Transcribe the records that follow. Keep every word exactly, and drop the pictures.
··· Stored records
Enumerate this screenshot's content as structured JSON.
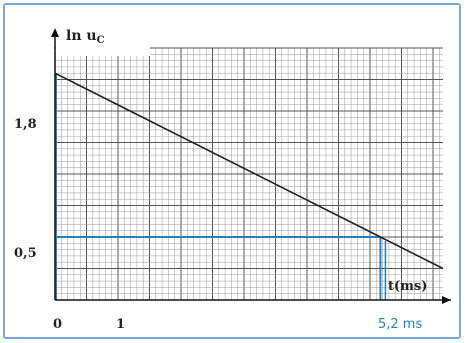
{
  "chart_data": {
    "type": "line",
    "ylabel_main": "ln u",
    "ylabel_sub": "C",
    "xlabel": "t(ms)",
    "x_ticks": [
      {
        "value": 0,
        "label": "0"
      },
      {
        "value": 1,
        "label": "1"
      }
    ],
    "y_ticks": [
      {
        "value": 1.8,
        "label": "1,8"
      },
      {
        "value": 0.5,
        "label": "0,5"
      }
    ],
    "xlim": [
      0,
      6.2
    ],
    "ylim": [
      0,
      2.0
    ],
    "series": [
      {
        "x": [
          0,
          5.2,
          6.2
        ],
        "y": [
          1.8,
          0.5,
          0.25
        ]
      }
    ],
    "annotation": {
      "x": 5.2,
      "y": 0.5,
      "label": "5,2 ms"
    },
    "colors": {
      "line": "#222222",
      "guide": "#2a7fc4",
      "grid_major": "#555555",
      "grid_minor": "#9a9a9a"
    }
  }
}
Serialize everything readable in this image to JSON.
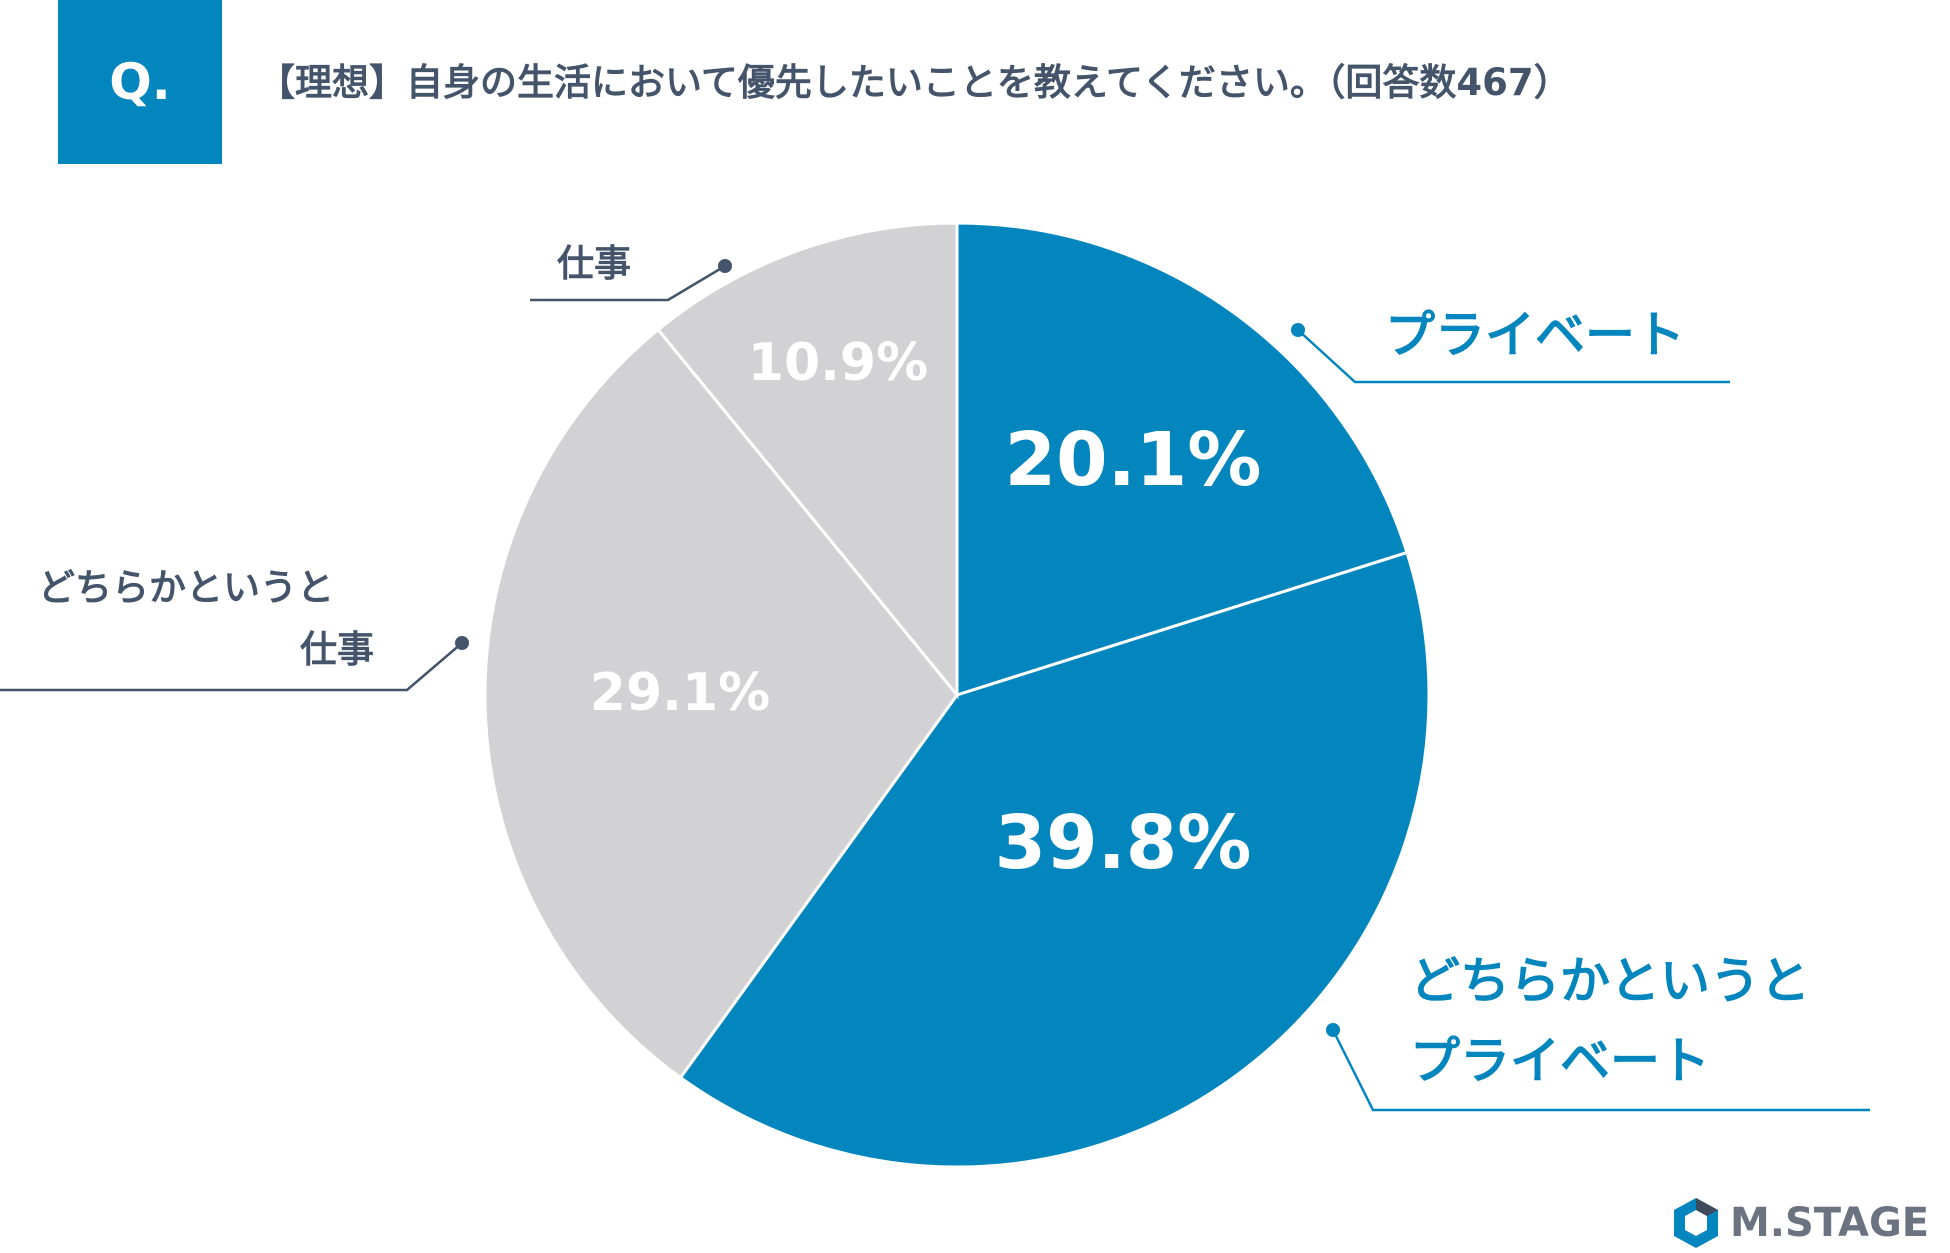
{
  "header": {
    "badge": "Q.",
    "question": "【理想】自身の生活において優先したいことを教えてください。（回答数467）"
  },
  "chart_data": {
    "type": "pie",
    "title": "【理想】自身の生活において優先したいことを教えてください。（回答数467）",
    "start_angle_deg": 0,
    "direction": "clockwise",
    "slices": [
      {
        "label": "プライベート",
        "label_lines": [
          "プライベート"
        ],
        "value": 20.1,
        "value_label": "20.1%",
        "color": "#0385be",
        "label_color": "#0385be"
      },
      {
        "label": "どちらかというとプライベート",
        "label_lines": [
          "どちらかというと",
          "プライベート"
        ],
        "value": 39.8,
        "value_label": "39.8%",
        "color": "#0385be",
        "label_color": "#0385be"
      },
      {
        "label": "どちらかというと仕事",
        "label_lines": [
          "どちらかというと",
          "仕事"
        ],
        "value": 29.1,
        "value_label": "29.1%",
        "color": "#d2d1d3",
        "label_color": "#44546a"
      },
      {
        "label": "仕事",
        "label_lines": [
          "仕事"
        ],
        "value": 10.9,
        "value_label": "10.9%",
        "color": "#d2d1d3",
        "label_color": "#44546a"
      }
    ]
  },
  "colors": {
    "accent": "#0385be",
    "gray": "#d2d1d3",
    "text": "#44546a",
    "logo": "#6b7280"
  },
  "logo": {
    "text": "M.STAGE"
  }
}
······
Expected output:
Enumerate this screenshot's content as structured JSON.
{
  "chart_data": {
    "type": "line",
    "ylabel_main": "ln u",
    "ylabel_sub": "C",
    "xlabel": "t(ms)",
    "x_ticks": [
      {
        "value": 0,
        "label": "0"
      },
      {
        "value": 1,
        "label": "1"
      }
    ],
    "y_ticks": [
      {
        "value": 1.8,
        "label": "1,8"
      },
      {
        "value": 0.5,
        "label": "0,5"
      }
    ],
    "xlim": [
      0,
      6.2
    ],
    "ylim": [
      0,
      2.0
    ],
    "series": [
      {
        "x": [
          0,
          5.2,
          6.2
        ],
        "y": [
          1.8,
          0.5,
          0.25
        ]
      }
    ],
    "annotation": {
      "x": 5.2,
      "y": 0.5,
      "label": "5,2 ms"
    },
    "colors": {
      "line": "#222222",
      "guide": "#2a7fc4",
      "grid_major": "#555555",
      "grid_minor": "#9a9a9a"
    }
  }
}
Serialize everything readable in this image to JSON.
{
  "header": {
    "badge": "Q.",
    "question": "【理想】自身の生活において優先したいことを教えてください。（回答数467）"
  },
  "chart_data": {
    "type": "pie",
    "title": "【理想】自身の生活において優先したいことを教えてください。（回答数467）",
    "start_angle_deg": 0,
    "direction": "clockwise",
    "slices": [
      {
        "label": "プライベート",
        "label_lines": [
          "プライベート"
        ],
        "value": 20.1,
        "value_label": "20.1%",
        "color": "#0385be",
        "label_color": "#0385be"
      },
      {
        "label": "どちらかというとプライベート",
        "label_lines": [
          "どちらかというと",
          "プライベート"
        ],
        "value": 39.8,
        "value_label": "39.8%",
        "color": "#0385be",
        "label_color": "#0385be"
      },
      {
        "label": "どちらかというと仕事",
        "label_lines": [
          "どちらかというと",
          "仕事"
        ],
        "value": 29.1,
        "value_label": "29.1%",
        "color": "#d2d1d3",
        "label_color": "#44546a"
      },
      {
        "label": "仕事",
        "label_lines": [
          "仕事"
        ],
        "value": 10.9,
        "value_label": "10.9%",
        "color": "#d2d1d3",
        "label_color": "#44546a"
      }
    ]
  },
  "colors": {
    "accent": "#0385be",
    "gray": "#d2d1d3",
    "text": "#44546a",
    "logo": "#6b7280"
  },
  "logo": {
    "text": "M.STAGE"
  }
}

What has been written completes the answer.